=== Job ===
Note how many lines hold "Garden" and report that number by itself.

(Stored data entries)
========================================
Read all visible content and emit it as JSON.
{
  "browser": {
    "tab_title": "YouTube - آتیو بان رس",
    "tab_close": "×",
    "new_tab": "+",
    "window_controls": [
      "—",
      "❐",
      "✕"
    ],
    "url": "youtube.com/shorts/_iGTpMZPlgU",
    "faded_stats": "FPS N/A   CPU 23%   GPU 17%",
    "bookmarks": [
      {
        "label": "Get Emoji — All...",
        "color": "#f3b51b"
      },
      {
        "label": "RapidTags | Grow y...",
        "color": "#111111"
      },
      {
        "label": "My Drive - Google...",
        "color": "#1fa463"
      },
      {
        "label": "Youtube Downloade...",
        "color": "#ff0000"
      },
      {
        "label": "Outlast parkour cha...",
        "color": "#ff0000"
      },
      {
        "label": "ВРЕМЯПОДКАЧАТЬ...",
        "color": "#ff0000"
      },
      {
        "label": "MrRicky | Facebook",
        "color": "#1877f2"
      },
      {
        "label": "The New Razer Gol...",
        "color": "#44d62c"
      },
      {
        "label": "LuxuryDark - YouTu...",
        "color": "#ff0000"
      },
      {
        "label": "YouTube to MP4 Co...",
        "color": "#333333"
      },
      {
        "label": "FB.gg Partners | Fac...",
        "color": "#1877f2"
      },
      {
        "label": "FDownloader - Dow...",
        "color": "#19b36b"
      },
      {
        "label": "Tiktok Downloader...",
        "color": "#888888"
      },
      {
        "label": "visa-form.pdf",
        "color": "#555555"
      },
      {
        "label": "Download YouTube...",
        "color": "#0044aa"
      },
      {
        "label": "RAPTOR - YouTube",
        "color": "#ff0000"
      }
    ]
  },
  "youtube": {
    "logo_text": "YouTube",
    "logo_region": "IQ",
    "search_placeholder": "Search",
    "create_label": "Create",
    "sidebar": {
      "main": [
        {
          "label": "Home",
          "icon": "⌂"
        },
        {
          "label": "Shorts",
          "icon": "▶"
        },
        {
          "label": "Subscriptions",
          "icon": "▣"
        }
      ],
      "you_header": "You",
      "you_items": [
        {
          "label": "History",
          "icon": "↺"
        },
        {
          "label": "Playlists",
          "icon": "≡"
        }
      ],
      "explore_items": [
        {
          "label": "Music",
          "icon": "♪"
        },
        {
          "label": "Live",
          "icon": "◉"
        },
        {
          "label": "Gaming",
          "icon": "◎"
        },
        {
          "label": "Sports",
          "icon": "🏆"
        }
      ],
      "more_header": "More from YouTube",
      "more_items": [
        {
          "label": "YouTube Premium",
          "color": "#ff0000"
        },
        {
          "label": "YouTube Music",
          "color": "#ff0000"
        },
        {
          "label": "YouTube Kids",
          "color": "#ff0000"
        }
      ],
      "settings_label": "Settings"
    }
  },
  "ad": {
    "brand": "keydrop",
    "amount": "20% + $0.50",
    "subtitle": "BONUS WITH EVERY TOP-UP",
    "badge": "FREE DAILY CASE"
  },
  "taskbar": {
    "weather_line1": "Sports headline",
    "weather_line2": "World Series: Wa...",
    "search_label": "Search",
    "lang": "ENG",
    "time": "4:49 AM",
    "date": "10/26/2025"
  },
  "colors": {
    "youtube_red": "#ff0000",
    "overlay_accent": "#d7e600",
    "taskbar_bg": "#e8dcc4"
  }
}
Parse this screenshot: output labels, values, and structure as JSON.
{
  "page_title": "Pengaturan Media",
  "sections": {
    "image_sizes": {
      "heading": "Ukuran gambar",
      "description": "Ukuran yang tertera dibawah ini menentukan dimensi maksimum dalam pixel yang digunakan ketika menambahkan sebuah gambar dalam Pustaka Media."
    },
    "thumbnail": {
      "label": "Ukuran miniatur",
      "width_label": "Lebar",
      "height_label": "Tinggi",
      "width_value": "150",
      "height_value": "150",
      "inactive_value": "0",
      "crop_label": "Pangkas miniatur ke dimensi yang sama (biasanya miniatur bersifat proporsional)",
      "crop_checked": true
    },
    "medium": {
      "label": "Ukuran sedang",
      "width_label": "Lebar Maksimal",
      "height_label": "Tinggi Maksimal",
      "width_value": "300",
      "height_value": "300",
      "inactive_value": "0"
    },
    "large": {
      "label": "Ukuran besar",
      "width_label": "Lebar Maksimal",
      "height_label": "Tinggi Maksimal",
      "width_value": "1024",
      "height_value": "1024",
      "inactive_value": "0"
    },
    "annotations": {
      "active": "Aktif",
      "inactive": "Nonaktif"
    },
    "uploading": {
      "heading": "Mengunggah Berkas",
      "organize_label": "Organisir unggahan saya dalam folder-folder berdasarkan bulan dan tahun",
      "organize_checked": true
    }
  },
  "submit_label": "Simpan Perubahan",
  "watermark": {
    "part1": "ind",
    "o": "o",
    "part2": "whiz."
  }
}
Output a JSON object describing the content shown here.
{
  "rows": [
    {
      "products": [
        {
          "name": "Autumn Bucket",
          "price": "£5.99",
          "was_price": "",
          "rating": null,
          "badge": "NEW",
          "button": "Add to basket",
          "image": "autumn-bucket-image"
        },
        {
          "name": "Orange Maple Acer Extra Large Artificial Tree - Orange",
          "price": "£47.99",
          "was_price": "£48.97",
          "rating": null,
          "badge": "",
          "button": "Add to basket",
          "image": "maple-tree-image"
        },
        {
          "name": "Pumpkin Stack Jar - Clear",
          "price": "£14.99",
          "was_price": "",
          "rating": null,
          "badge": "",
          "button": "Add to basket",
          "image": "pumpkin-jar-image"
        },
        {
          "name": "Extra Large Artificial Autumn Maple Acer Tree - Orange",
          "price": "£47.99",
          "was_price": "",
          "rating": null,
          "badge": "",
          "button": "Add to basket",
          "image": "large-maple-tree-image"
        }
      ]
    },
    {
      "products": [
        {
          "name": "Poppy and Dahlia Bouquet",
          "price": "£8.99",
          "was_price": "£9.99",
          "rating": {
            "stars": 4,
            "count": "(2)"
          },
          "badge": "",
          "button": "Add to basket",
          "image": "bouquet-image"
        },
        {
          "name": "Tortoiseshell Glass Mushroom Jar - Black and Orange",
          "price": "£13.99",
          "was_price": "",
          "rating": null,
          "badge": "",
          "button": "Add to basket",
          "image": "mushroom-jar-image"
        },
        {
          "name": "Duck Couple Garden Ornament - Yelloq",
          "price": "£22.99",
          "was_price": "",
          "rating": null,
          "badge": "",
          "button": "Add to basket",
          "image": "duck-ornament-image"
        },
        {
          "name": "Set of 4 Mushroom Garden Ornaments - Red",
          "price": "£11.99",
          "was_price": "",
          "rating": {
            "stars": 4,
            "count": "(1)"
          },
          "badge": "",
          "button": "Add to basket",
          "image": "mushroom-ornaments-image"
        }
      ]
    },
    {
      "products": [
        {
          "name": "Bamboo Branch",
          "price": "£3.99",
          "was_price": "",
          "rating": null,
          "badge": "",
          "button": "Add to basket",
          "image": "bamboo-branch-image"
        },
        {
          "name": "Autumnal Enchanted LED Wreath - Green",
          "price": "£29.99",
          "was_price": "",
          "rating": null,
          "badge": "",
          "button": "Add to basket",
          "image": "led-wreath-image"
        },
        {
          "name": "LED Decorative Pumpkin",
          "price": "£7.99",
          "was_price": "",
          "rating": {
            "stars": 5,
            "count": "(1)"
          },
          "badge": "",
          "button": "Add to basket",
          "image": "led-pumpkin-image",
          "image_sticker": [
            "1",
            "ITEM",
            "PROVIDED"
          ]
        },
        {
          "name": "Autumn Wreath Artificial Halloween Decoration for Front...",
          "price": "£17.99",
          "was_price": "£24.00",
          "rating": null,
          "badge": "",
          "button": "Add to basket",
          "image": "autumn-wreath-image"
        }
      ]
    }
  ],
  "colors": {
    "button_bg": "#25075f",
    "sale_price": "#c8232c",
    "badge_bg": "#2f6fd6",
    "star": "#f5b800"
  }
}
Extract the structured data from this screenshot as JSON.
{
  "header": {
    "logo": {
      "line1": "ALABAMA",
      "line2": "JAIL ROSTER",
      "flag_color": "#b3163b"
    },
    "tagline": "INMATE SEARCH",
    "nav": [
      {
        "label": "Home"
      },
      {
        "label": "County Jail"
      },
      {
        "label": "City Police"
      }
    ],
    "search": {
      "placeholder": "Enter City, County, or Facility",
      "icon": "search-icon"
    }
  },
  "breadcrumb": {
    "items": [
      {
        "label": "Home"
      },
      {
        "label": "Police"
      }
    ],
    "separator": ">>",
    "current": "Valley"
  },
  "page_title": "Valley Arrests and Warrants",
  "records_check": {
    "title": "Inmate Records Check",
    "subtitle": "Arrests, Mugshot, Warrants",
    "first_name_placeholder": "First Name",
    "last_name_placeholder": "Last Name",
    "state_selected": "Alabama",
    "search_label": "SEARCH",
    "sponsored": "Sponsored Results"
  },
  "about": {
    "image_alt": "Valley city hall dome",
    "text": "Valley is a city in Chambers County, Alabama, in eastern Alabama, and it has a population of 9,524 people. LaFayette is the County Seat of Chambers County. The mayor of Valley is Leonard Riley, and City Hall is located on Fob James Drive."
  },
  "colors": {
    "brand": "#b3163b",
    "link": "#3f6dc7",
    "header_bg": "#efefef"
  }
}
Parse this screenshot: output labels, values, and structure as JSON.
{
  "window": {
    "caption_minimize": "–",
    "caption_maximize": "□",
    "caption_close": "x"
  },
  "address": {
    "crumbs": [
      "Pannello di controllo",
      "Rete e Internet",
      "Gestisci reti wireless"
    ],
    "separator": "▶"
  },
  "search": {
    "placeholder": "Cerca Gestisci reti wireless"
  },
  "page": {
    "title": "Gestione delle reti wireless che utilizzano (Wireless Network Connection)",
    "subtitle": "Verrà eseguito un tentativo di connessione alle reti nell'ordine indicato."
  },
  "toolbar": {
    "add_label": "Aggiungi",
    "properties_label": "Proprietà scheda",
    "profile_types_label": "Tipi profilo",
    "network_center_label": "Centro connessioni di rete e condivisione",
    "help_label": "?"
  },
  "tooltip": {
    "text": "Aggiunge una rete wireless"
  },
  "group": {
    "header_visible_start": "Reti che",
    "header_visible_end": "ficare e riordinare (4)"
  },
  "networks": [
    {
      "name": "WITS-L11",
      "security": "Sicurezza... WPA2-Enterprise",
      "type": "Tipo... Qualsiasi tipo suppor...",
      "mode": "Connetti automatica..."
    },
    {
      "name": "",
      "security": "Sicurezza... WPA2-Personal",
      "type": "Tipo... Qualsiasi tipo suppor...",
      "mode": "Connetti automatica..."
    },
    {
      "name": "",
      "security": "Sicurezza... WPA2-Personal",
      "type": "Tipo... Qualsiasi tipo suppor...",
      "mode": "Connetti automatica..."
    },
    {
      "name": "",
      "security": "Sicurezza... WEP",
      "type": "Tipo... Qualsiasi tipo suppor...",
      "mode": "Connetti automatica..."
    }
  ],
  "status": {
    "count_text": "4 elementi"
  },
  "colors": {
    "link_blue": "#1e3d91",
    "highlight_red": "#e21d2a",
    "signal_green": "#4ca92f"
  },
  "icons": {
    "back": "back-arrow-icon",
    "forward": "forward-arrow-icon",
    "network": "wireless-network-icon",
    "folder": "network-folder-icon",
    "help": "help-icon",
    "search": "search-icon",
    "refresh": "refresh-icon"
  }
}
========================================
=== Exercise answer ===
2